Problem requirements »
Copy the data below exactly.

■ ■ ■ ■ ■

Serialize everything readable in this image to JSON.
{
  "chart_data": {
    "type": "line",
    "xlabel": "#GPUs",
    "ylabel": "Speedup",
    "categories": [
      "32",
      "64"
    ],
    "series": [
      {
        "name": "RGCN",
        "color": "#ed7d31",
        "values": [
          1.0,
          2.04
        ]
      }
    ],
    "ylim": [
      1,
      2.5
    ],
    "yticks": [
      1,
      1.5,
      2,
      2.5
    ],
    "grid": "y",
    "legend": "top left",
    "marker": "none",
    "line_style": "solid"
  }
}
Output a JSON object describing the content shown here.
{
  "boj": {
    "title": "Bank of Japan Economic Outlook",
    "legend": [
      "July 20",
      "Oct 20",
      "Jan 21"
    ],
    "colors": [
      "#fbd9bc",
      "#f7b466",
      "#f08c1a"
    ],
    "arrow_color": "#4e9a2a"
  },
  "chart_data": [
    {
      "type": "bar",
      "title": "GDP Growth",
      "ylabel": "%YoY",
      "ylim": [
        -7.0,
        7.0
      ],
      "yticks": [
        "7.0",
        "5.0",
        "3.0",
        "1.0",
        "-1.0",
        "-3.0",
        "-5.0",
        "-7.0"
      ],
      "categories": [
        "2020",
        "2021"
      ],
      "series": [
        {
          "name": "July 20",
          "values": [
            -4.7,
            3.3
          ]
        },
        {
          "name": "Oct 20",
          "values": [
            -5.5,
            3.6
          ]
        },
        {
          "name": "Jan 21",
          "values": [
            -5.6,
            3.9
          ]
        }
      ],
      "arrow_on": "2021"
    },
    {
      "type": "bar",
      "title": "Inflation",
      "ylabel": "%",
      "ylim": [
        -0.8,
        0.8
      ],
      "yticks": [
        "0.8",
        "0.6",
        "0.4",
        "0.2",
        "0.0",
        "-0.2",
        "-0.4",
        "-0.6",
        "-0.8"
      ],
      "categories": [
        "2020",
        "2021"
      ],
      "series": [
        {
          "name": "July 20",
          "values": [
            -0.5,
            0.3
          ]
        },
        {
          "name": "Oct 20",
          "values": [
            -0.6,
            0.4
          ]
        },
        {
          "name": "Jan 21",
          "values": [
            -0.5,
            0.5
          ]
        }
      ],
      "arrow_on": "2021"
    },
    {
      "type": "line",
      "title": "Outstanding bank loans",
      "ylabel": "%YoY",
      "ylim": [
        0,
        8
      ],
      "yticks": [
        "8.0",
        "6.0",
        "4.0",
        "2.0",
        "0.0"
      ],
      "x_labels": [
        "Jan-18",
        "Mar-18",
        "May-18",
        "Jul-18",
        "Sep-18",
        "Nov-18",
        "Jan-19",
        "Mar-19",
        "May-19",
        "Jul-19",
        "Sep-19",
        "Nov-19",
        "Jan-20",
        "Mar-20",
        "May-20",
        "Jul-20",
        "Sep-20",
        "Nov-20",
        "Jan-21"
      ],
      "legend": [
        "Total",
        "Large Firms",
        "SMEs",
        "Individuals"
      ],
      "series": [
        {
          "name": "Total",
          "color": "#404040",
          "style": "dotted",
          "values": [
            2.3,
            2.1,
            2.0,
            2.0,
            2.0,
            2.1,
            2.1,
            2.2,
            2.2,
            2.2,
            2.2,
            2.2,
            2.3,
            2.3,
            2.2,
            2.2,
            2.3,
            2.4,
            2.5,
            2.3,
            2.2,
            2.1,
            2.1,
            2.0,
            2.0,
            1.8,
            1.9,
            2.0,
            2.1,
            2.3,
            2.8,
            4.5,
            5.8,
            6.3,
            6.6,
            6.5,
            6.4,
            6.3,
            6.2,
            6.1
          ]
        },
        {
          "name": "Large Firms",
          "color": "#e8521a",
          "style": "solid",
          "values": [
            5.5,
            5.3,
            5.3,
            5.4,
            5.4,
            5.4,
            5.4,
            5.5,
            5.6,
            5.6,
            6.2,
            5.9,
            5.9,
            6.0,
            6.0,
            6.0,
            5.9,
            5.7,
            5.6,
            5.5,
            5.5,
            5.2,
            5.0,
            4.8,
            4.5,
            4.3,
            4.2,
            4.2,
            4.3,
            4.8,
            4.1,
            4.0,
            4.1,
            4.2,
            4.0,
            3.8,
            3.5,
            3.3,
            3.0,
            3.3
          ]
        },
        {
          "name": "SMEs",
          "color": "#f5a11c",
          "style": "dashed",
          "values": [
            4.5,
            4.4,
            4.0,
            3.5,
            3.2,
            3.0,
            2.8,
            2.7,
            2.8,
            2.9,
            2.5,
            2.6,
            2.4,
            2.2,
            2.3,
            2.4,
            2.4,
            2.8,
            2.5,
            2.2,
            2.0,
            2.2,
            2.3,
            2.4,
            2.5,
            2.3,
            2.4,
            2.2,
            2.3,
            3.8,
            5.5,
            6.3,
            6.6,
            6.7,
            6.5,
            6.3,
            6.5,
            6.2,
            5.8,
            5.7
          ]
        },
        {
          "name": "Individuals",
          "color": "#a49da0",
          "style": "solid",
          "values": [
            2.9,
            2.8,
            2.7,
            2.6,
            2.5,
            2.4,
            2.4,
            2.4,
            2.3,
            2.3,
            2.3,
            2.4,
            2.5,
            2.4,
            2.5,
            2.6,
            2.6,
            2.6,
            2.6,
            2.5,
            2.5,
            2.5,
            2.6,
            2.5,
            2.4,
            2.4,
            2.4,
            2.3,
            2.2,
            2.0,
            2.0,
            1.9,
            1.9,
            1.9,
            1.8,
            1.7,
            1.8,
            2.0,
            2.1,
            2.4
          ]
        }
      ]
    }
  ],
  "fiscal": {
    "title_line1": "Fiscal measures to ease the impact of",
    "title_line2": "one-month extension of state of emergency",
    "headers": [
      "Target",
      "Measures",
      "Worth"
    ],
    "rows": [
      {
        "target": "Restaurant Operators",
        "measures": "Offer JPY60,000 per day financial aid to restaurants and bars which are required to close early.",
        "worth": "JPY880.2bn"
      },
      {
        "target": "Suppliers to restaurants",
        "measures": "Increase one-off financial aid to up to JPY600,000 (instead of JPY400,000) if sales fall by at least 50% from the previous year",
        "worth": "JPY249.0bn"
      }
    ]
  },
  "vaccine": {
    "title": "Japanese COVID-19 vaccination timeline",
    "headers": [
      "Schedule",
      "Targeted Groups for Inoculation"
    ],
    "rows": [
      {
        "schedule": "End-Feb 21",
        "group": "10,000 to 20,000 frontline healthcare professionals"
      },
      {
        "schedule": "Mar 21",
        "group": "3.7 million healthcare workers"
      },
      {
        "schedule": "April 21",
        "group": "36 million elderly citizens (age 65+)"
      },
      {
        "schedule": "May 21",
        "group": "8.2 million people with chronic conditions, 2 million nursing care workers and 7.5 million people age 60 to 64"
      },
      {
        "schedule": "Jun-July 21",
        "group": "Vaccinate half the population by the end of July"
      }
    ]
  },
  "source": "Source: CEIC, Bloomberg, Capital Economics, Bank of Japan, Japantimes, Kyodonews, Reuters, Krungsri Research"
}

■ ■ ■ ■ ■

Full answer »
Serialize everything readable in this image to JSON.
{
  "chart_data": {
    "type": "line",
    "xlabel": "#GPUs",
    "ylabel": "Speedup",
    "categories": [
      "32",
      "64"
    ],
    "series": [
      {
        "name": "RGCN",
        "color": "#ed7d31",
        "values": [
          1.0,
          2.04
        ]
      }
    ],
    "ylim": [
      1,
      2.5
    ],
    "yticks": [
      1,
      1.5,
      2,
      2.5
    ],
    "grid": "y",
    "legend": "top left",
    "marker": "none",
    "line_style": "solid"
  }
}
Output a JSON object describing the content shown here.
{
  "boj": {
    "title": "Bank of Japan Economic Outlook",
    "legend": [
      "July 20",
      "Oct 20",
      "Jan 21"
    ],
    "colors": [
      "#fbd9bc",
      "#f7b466",
      "#f08c1a"
    ],
    "arrow_color": "#4e9a2a"
  },
  "chart_data": [
    {
      "type": "bar",
      "title": "GDP Growth",
      "ylabel": "%YoY",
      "ylim": [
        -7.0,
        7.0
      ],
      "yticks": [
        "7.0",
        "5.0",
        "3.0",
        "1.0",
        "-1.0",
        "-3.0",
        "-5.0",
        "-7.0"
      ],
      "categories": [
        "2020",
        "2021"
      ],
      "series": [
        {
          "name": "July 20",
          "values": [
            -4.7,
            3.3
          ]
        },
        {
          "name": "Oct 20",
          "values": [
            -5.5,
            3.6
          ]
        },
        {
          "name": "Jan 21",
          "values": [
            -5.6,
            3.9
          ]
        }
      ],
      "arrow_on": "2021"
    },
    {
      "type": "bar",
      "title": "Inflation",
      "ylabel": "%",
      "ylim": [
        -0.8,
        0.8
      ],
      "yticks": [
        "0.8",
        "0.6",
        "0.4",
        "0.2",
        "0.0",
        "-0.2",
        "-0.4",
        "-0.6",
        "-0.8"
      ],
      "categories": [
        "2020",
        "2021"
      ],
      "series": [
        {
          "name": "July 20",
          "values": [
            -0.5,
            0.3
          ]
        },
        {
          "name": "Oct 20",
          "values": [
            -0.6,
            0.4
          ]
        },
        {
          "name": "Jan 21",
          "values": [
            -0.5,
            0.5
          ]
        }
      ],
      "arrow_on": "2021"
    },
    {
      "type": "line",
      "title": "Outstanding bank loans",
      "ylabel": "%YoY",
      "ylim": [
        0,
        8
      ],
      "yticks": [
        "8.0",
        "6.0",
        "4.0",
        "2.0",
        "0.0"
      ],
      "x_labels": [
        "Jan-18",
        "Mar-18",
        "May-18",
        "Jul-18",
        "Sep-18",
        "Nov-18",
        "Jan-19",
        "Mar-19",
        "May-19",
        "Jul-19",
        "Sep-19",
        "Nov-19",
        "Jan-20",
        "Mar-20",
        "May-20",
        "Jul-20",
        "Sep-20",
        "Nov-20",
        "Jan-21"
      ],
      "legend": [
        "Total",
        "Large Firms",
        "SMEs",
        "Individuals"
      ],
      "series": [
        {
          "name": "Total",
          "color": "#404040",
          "style": "dotted",
          "values": [
            2.3,
            2.1,
            2.0,
            2.0,
            2.0,
            2.1,
            2.1,
            2.2,
            2.2,
            2.2,
            2.2,
            2.2,
            2.3,
            2.3,
            2.2,
            2.2,
            2.3,
            2.4,
            2.5,
            2.3,
            2.2,
            2.1,
            2.1,
            2.0,
            2.0,
            1.8,
            1.9,
            2.0,
            2.1,
            2.3,
            2.8,
            4.5,
            5.8,
            6.3,
            6.6,
            6.5,
            6.4,
            6.3,
            6.2,
            6.1
          ]
        },
        {
          "name": "Large Firms",
          "color": "#e8521a",
          "style": "solid",
          "values": [
            5.5,
            5.3,
            5.3,
            5.4,
            5.4,
            5.4,
            5.4,
            5.5,
            5.6,
            5.6,
            6.2,
            5.9,
            5.9,
            6.0,
            6.0,
            6.0,
            5.9,
            5.7,
            5.6,
            5.5,
            5.5,
            5.2,
            5.0,
            4.8,
            4.5,
            4.3,
            4.2,
            4.2,
            4.3,
            4.8,
            4.1,
            4.0,
            4.1,
            4.2,
            4.0,
            3.8,
            3.5,
            3.3,
            3.0,
            3.3
          ]
        },
        {
          "name": "SMEs",
          "color": "#f5a11c",
          "style": "dashed",
          "values": [
            4.5,
            4.4,
            4.0,
            3.5,
            3.2,
            3.0,
            2.8,
            2.7,
            2.8,
            2.9,
            2.5,
            2.6,
            2.4,
            2.2,
            2.3,
            2.4,
            2.4,
            2.8,
            2.5,
            2.2,
            2.0,
            2.2,
            2.3,
            2.4,
            2.5,
            2.3,
            2.4,
            2.2,
            2.3,
            3.8,
            5.5,
            6.3,
            6.6,
            6.7,
            6.5,
            6.3,
            6.5,
            6.2,
            5.8,
            5.7
          ]
        },
        {
          "name": "Individuals",
          "color": "#a49da0",
          "style": "solid",
          "values": [
            2.9,
            2.8,
            2.7,
            2.6,
            2.5,
            2.4,
            2.4,
            2.4,
            2.3,
            2.3,
            2.3,
            2.4,
            2.5,
            2.4,
            2.5,
            2.6,
            2.6,
            2.6,
            2.6,
            2.5,
            2.5,
            2.5,
            2.6,
            2.5,
            2.4,
            2.4,
            2.4,
            2.3,
            2.2,
            2.0,
            2.0,
            1.9,
            1.9,
            1.9,
            1.8,
            1.7,
            1.8,
            2.0,
            2.1,
            2.4
          ]
        }
      ]
    }
  ],
  "fiscal": {
    "title_line1": "Fiscal measures to ease the impact of",
    "title_line2": "one-month extension of state of emergency",
    "headers": [
      "Target",
      "Measures",
      "Worth"
    ],
    "rows": [
      {
        "target": "Restaurant Operators",
        "measures": "Offer JPY60,000 per day financial aid to restaurants and bars which are required to close early.",
        "worth": "JPY880.2bn"
      },
      {
        "target": "Suppliers to restaurants",
        "measures": "Increase one-off financial aid to up to JPY600,000 (instead of JPY400,000) if sales fall by at least 50% from the previous year",
        "worth": "JPY249.0bn"
      }
    ]
  },
  "vaccine": {
    "title": "Japanese COVID-19 vaccination timeline",
    "headers": [
      "Schedule",
      "Targeted Groups for Inoculation"
    ],
    "rows": [
      {
        "schedule": "End-Feb 21",
        "group": "10,000 to 20,000 frontline healthcare professionals"
      },
      {
        "schedule": "Mar 21",
        "group": "3.7 million healthcare workers"
      },
      {
        "schedule": "April 21",
        "group": "36 million elderly citizens (age 65+)"
      },
      {
        "schedule": "May 21",
        "group": "8.2 million people with chronic conditions, 2 million nursing care workers and 7.5 million people age 60 to 64"
      },
      {
        "schedule": "Jun-July 21",
        "group": "Vaccinate half the population by the end of July"
      }
    ]
  },
  "source": "Source: CEIC, Bloomberg, Capital Economics, Bank of Japan, Japantimes, Kyodonews, Reuters, Krungsri Research"
}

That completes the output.